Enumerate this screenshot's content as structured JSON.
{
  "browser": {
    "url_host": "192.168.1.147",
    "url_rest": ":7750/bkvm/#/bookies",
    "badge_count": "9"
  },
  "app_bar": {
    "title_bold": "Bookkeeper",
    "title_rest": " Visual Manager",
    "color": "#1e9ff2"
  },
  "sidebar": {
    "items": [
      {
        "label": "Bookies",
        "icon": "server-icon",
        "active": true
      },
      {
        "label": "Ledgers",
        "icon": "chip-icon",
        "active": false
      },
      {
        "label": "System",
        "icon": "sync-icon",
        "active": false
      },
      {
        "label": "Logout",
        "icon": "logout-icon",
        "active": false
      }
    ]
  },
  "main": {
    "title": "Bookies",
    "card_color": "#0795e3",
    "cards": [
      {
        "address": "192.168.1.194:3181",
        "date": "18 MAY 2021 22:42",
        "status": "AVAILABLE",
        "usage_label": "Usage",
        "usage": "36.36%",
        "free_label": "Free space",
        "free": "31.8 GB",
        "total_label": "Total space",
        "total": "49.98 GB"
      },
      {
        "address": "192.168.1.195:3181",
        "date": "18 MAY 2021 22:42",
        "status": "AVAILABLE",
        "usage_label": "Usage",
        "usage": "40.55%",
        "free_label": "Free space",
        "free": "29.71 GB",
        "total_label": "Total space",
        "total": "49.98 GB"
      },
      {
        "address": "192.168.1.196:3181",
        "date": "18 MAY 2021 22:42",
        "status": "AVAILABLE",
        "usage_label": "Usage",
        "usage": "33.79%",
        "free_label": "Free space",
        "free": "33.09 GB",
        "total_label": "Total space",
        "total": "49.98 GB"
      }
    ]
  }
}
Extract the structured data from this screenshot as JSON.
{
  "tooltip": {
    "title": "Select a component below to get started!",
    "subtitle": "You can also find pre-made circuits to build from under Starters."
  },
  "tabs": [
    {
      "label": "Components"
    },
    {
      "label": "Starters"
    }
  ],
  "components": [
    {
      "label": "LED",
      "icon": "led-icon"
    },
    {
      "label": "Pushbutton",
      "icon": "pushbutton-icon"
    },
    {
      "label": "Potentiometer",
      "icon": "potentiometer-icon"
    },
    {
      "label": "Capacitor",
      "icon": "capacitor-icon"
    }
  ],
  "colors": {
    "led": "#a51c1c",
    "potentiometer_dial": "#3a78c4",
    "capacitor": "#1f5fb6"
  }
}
=-=-=-=-=
### Written task
Print the material above once more, exactly.

### Solution to the exercise
Enumerate this screenshot's content as structured JSON.
{
  "browser": {
    "url_host": "192.168.1.147",
    "url_rest": ":7750/bkvm/#/bookies",
    "badge_count": "9"
  },
  "app_bar": {
    "title_bold": "Bookkeeper",
    "title_rest": " Visual Manager",
    "color": "#1e9ff2"
  },
  "sidebar": {
    "items": [
      {
        "label": "Bookies",
        "icon": "server-icon",
        "active": true
      },
      {
        "label": "Ledgers",
        "icon": "chip-icon",
        "active": false
      },
      {
        "label": "System",
        "icon": "sync-icon",
        "active": false
      },
      {
        "label": "Logout",
        "icon": "logout-icon",
        "active": false
      }
    ]
  },
  "main": {
    "title": "Bookies",
    "card_color": "#0795e3",
    "cards": [
      {
        "address": "192.168.1.194:3181",
        "date": "18 MAY 2021 22:42",
        "status": "AVAILABLE",
        "usage_label": "Usage",
        "usage": "36.36%",
        "free_label": "Free space",
        "free": "31.8 GB",
        "total_label": "Total space",
        "total": "49.98 GB"
      },
      {
        "address": "192.168.1.195:3181",
        "date": "18 MAY 2021 22:42",
        "status": "AVAILABLE",
        "usage_label": "Usage",
        "usage": "40.55%",
        "free_label": "Free space",
        "free": "29.71 GB",
        "total_label": "Total space",
        "total": "49.98 GB"
      },
      {
        "address": "192.168.1.196:3181",
        "date": "18 MAY 2021 22:42",
        "status": "AVAILABLE",
        "usage_label": "Usage",
        "usage": "33.79%",
        "free_label": "Free space",
        "free": "33.09 GB",
        "total_label": "Total space",
        "total": "49.98 GB"
      }
    ]
  }
}
Extract the structured data from this screenshot as JSON.
{
  "tooltip": {
    "title": "Select a component below to get started!",
    "subtitle": "You can also find pre-made circuits to build from under Starters."
  },
  "tabs": [
    {
      "label": "Components"
    },
    {
      "label": "Starters"
    }
  ],
  "components": [
    {
      "label": "LED",
      "icon": "led-icon"
    },
    {
      "label": "Pushbutton",
      "icon": "pushbutton-icon"
    },
    {
      "label": "Potentiometer",
      "icon": "potentiometer-icon"
    },
    {
      "label": "Capacitor",
      "icon": "capacitor-icon"
    }
  ],
  "colors": {
    "led": "#a51c1c",
    "potentiometer_dial": "#3a78c4",
    "capacitor": "#1f5fb6"
  }
}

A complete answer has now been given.